- _Items_
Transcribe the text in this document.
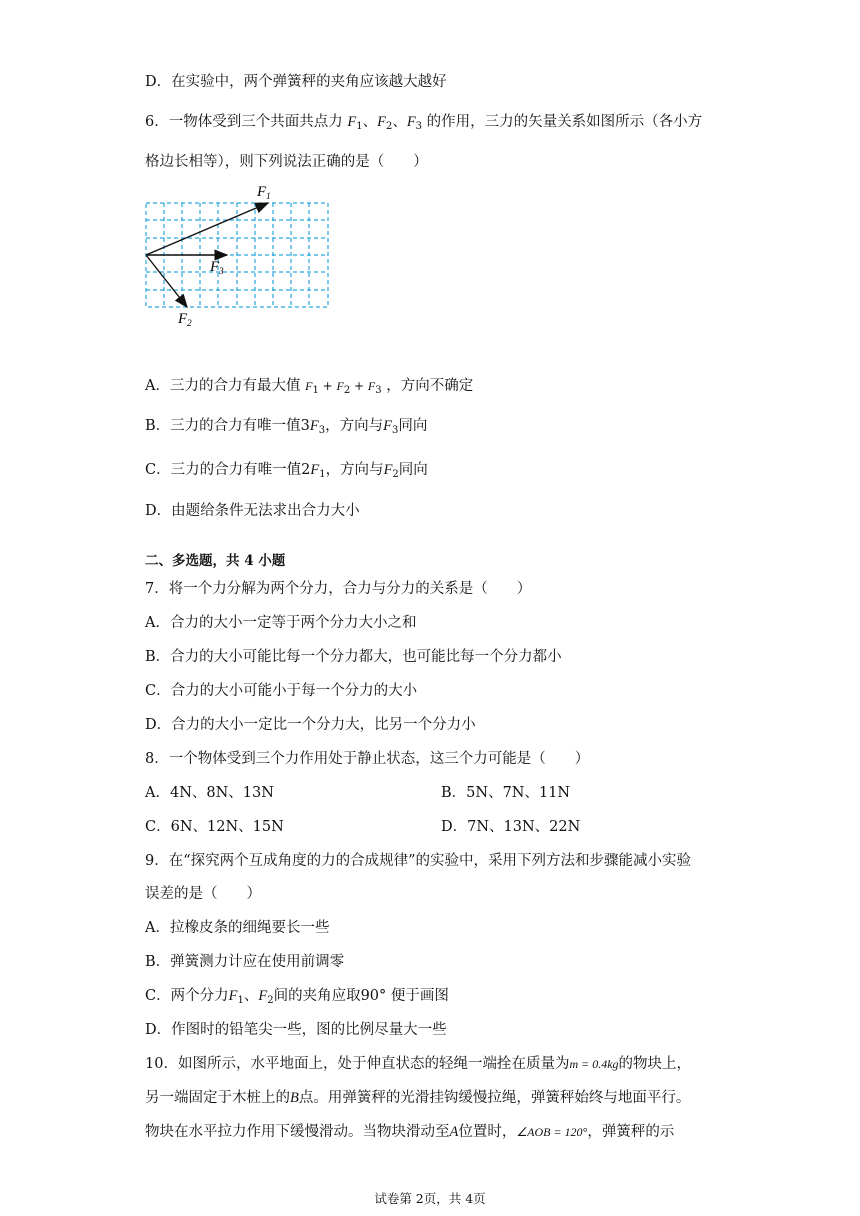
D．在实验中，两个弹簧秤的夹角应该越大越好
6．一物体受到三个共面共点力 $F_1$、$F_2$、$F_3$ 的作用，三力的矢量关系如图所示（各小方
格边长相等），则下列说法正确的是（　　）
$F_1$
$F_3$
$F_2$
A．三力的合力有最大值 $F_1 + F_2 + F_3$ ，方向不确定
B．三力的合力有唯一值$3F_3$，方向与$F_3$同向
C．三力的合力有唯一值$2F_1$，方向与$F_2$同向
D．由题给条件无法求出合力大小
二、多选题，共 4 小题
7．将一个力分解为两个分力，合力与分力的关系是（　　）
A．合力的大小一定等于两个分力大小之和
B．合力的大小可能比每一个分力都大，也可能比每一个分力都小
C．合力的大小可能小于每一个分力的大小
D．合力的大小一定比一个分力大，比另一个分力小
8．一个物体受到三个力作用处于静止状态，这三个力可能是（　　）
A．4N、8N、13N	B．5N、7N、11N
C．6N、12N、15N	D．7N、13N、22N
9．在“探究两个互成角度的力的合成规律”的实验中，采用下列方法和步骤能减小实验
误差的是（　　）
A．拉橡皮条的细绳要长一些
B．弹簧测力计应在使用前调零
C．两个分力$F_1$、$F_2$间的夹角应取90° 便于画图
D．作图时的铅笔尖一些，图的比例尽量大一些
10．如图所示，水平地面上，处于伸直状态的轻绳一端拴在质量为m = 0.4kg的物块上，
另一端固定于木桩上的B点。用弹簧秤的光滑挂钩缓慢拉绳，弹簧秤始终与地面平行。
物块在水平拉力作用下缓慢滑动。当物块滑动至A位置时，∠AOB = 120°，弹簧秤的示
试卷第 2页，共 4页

...

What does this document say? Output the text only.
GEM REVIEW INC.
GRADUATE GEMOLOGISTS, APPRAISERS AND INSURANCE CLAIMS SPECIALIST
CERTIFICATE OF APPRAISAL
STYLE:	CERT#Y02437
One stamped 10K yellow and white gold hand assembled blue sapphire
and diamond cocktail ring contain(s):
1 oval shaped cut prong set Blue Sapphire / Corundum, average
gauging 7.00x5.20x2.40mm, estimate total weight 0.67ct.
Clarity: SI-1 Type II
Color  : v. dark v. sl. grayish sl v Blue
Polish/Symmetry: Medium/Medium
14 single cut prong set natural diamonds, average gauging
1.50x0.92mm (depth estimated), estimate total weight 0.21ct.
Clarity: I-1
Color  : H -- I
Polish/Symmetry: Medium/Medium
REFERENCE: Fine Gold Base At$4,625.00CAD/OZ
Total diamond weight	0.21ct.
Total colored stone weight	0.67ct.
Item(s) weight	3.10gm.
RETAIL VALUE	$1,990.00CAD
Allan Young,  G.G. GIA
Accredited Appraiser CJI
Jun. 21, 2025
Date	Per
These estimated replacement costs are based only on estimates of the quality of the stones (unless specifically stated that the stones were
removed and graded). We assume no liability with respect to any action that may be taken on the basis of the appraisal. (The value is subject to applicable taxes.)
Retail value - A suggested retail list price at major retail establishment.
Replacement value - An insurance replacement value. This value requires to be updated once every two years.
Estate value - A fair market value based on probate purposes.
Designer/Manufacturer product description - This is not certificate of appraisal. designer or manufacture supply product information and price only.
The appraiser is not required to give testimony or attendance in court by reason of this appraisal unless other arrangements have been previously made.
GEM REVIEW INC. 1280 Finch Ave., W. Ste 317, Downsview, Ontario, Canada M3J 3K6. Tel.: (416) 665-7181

- _Given instruction_
Identify the lines in the entries above that contain "document", then copy them out.

- _Response_
Transcribe the text in this document.
What does this document say? Output the text only.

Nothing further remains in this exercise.